- **THE REQUEST**: Transcribe the entries below exactly; leave every image out.

- **STORED RECORDS**:
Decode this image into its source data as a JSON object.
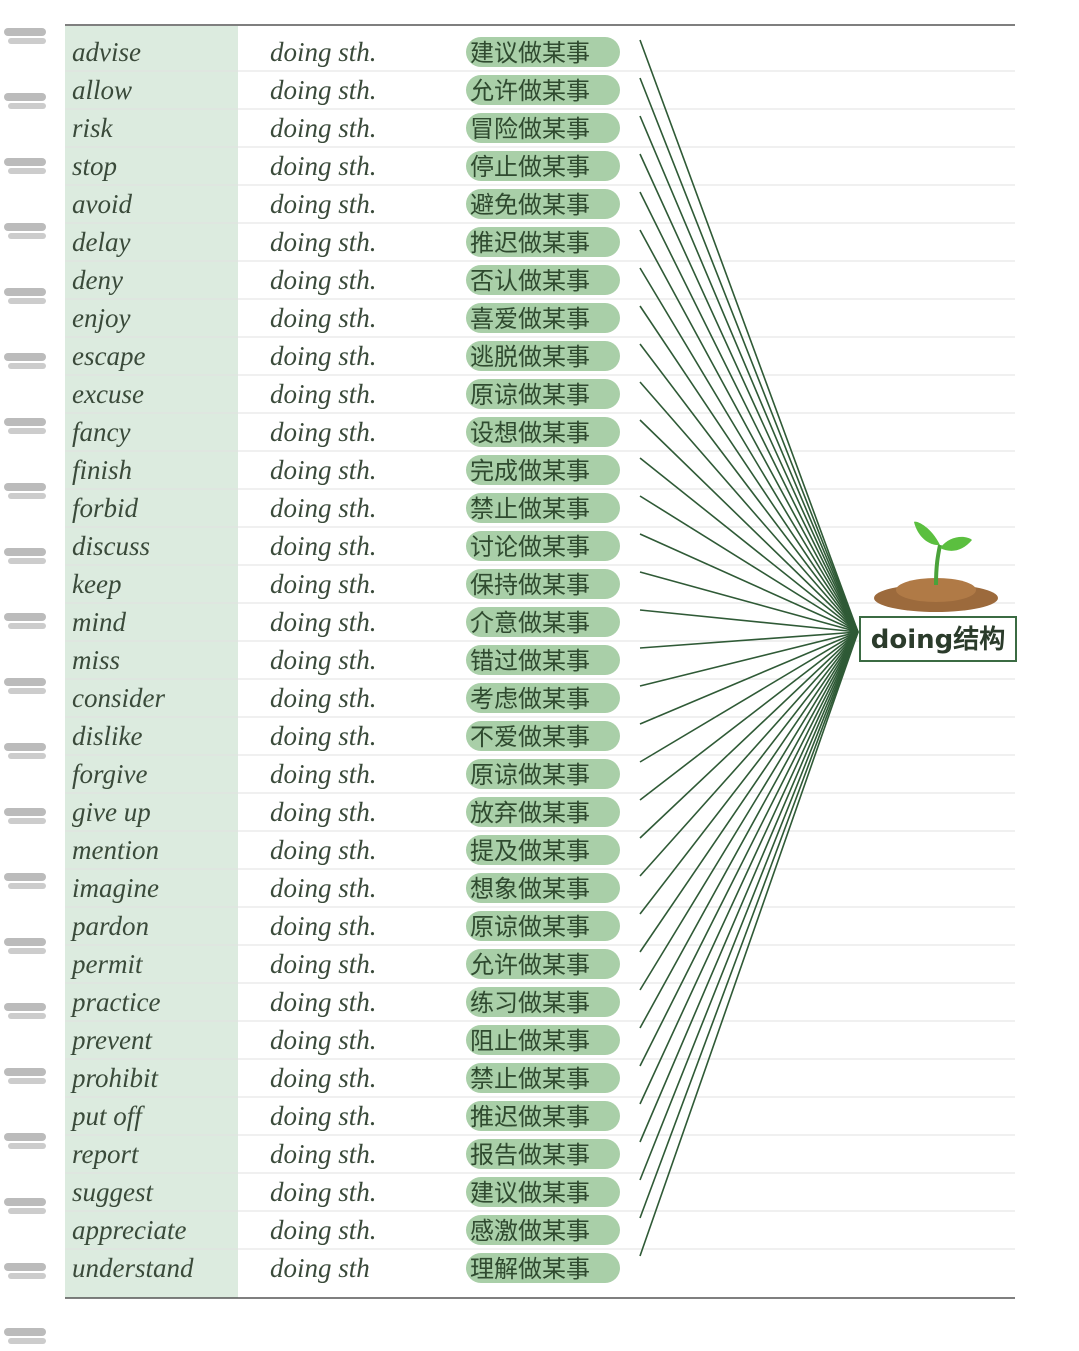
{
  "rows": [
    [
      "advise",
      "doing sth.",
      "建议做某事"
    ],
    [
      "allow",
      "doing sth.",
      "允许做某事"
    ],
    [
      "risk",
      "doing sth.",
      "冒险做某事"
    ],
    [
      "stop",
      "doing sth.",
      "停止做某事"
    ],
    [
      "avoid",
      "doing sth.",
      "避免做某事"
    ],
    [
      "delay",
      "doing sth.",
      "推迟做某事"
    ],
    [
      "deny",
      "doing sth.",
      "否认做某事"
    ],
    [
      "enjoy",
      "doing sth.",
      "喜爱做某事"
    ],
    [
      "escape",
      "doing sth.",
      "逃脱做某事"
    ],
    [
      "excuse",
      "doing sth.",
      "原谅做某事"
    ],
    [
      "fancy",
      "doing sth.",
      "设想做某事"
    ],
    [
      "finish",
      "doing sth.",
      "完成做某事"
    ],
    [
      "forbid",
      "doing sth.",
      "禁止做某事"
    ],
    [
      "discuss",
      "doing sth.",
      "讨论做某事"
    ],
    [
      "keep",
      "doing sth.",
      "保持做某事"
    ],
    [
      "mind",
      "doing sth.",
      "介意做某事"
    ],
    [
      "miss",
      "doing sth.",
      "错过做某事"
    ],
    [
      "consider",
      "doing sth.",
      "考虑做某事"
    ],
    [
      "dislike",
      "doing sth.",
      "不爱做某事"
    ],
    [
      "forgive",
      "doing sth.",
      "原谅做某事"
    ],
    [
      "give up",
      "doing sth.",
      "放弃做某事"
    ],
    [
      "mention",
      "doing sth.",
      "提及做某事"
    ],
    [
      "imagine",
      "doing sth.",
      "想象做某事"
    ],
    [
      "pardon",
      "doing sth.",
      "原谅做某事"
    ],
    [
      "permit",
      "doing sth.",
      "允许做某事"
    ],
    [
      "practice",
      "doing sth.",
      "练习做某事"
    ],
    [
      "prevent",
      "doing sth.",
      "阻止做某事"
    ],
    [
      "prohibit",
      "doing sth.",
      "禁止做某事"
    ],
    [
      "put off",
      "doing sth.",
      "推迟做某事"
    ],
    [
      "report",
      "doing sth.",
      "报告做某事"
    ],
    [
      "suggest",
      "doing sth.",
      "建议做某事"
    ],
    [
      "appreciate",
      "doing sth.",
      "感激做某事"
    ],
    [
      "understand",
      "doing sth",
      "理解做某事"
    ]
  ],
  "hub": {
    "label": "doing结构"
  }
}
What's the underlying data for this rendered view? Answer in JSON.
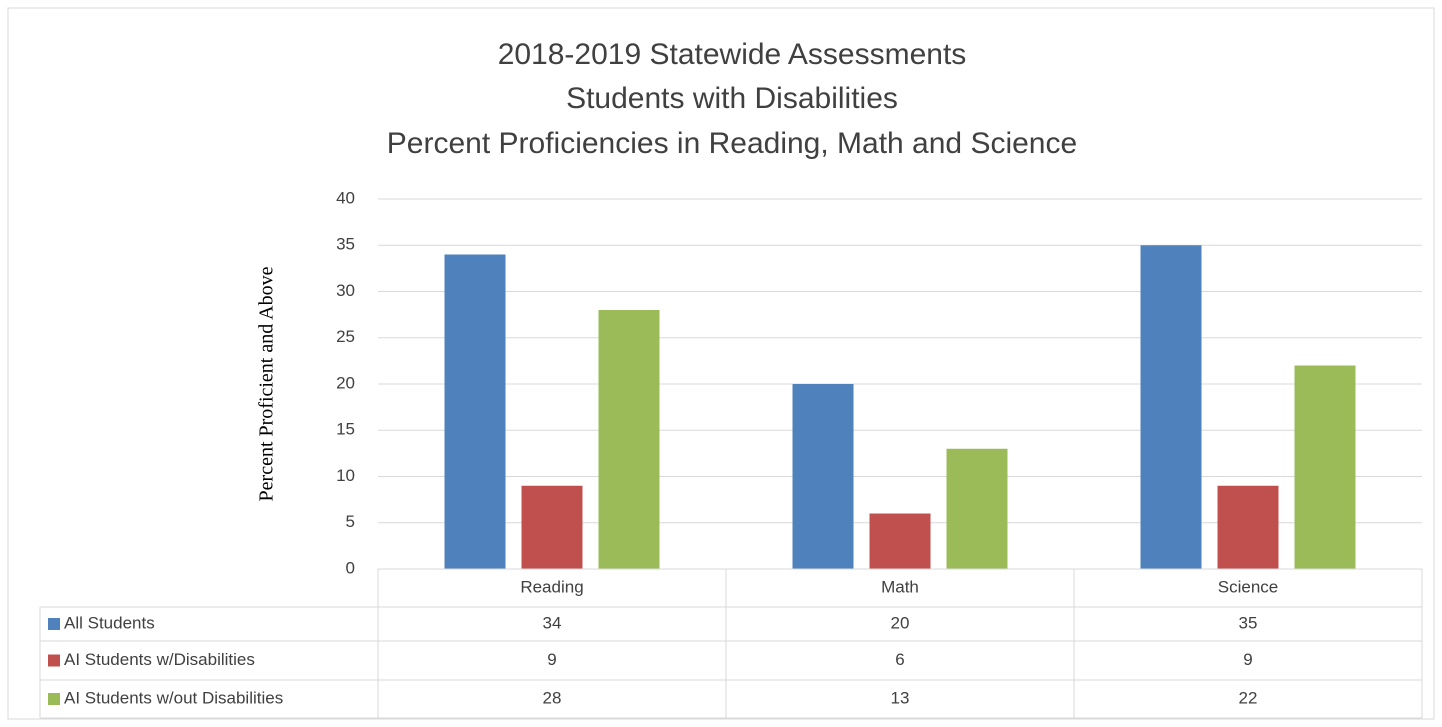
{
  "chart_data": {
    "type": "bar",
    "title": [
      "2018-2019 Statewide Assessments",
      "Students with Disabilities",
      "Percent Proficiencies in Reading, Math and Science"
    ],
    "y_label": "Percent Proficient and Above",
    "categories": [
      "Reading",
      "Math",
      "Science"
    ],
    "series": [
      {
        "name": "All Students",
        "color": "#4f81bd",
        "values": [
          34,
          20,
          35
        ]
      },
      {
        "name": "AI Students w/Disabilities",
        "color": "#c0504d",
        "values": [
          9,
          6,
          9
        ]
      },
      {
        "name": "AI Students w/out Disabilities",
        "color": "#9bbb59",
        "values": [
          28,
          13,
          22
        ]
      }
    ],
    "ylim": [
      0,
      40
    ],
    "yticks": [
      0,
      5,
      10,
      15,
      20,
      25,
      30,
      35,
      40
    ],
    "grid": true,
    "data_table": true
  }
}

- **RESPONSE**:
Decode this image into its source data as a JSON object.
{
  "rows": [
    [
      "advise",
      "doing sth.",
      "建议做某事"
    ],
    [
      "allow",
      "doing sth.",
      "允许做某事"
    ],
    [
      "risk",
      "doing sth.",
      "冒险做某事"
    ],
    [
      "stop",
      "doing sth.",
      "停止做某事"
    ],
    [
      "avoid",
      "doing sth.",
      "避免做某事"
    ],
    [
      "delay",
      "doing sth.",
      "推迟做某事"
    ],
    [
      "deny",
      "doing sth.",
      "否认做某事"
    ],
    [
      "enjoy",
      "doing sth.",
      "喜爱做某事"
    ],
    [
      "escape",
      "doing sth.",
      "逃脱做某事"
    ],
    [
      "excuse",
      "doing sth.",
      "原谅做某事"
    ],
    [
      "fancy",
      "doing sth.",
      "设想做某事"
    ],
    [
      "finish",
      "doing sth.",
      "完成做某事"
    ],
    [
      "forbid",
      "doing sth.",
      "禁止做某事"
    ],
    [
      "discuss",
      "doing sth.",
      "讨论做某事"
    ],
    [
      "keep",
      "doing sth.",
      "保持做某事"
    ],
    [
      "mind",
      "doing sth.",
      "介意做某事"
    ],
    [
      "miss",
      "doing sth.",
      "错过做某事"
    ],
    [
      "consider",
      "doing sth.",
      "考虑做某事"
    ],
    [
      "dislike",
      "doing sth.",
      "不爱做某事"
    ],
    [
      "forgive",
      "doing sth.",
      "原谅做某事"
    ],
    [
      "give up",
      "doing sth.",
      "放弃做某事"
    ],
    [
      "mention",
      "doing sth.",
      "提及做某事"
    ],
    [
      "imagine",
      "doing sth.",
      "想象做某事"
    ],
    [
      "pardon",
      "doing sth.",
      "原谅做某事"
    ],
    [
      "permit",
      "doing sth.",
      "允许做某事"
    ],
    [
      "practice",
      "doing sth.",
      "练习做某事"
    ],
    [
      "prevent",
      "doing sth.",
      "阻止做某事"
    ],
    [
      "prohibit",
      "doing sth.",
      "禁止做某事"
    ],
    [
      "put off",
      "doing sth.",
      "推迟做某事"
    ],
    [
      "report",
      "doing sth.",
      "报告做某事"
    ],
    [
      "suggest",
      "doing sth.",
      "建议做某事"
    ],
    [
      "appreciate",
      "doing sth.",
      "感激做某事"
    ],
    [
      "understand",
      "doing sth",
      "理解做某事"
    ]
  ],
  "hub": {
    "label": "doing结构"
  }
}
What's the underlying data for this rendered view? Answer in JSON.
{
  "chart_data": {
    "type": "bar",
    "title": [
      "2018-2019 Statewide Assessments",
      "Students with Disabilities",
      "Percent Proficiencies in Reading, Math and Science"
    ],
    "y_label": "Percent Proficient and Above",
    "categories": [
      "Reading",
      "Math",
      "Science"
    ],
    "series": [
      {
        "name": "All Students",
        "color": "#4f81bd",
        "values": [
          34,
          20,
          35
        ]
      },
      {
        "name": "AI Students w/Disabilities",
        "color": "#c0504d",
        "values": [
          9,
          6,
          9
        ]
      },
      {
        "name": "AI Students w/out Disabilities",
        "color": "#9bbb59",
        "values": [
          28,
          13,
          22
        ]
      }
    ],
    "ylim": [
      0,
      40
    ],
    "yticks": [
      0,
      5,
      10,
      15,
      20,
      25,
      30,
      35,
      40
    ],
    "grid": true,
    "data_table": true
  }
}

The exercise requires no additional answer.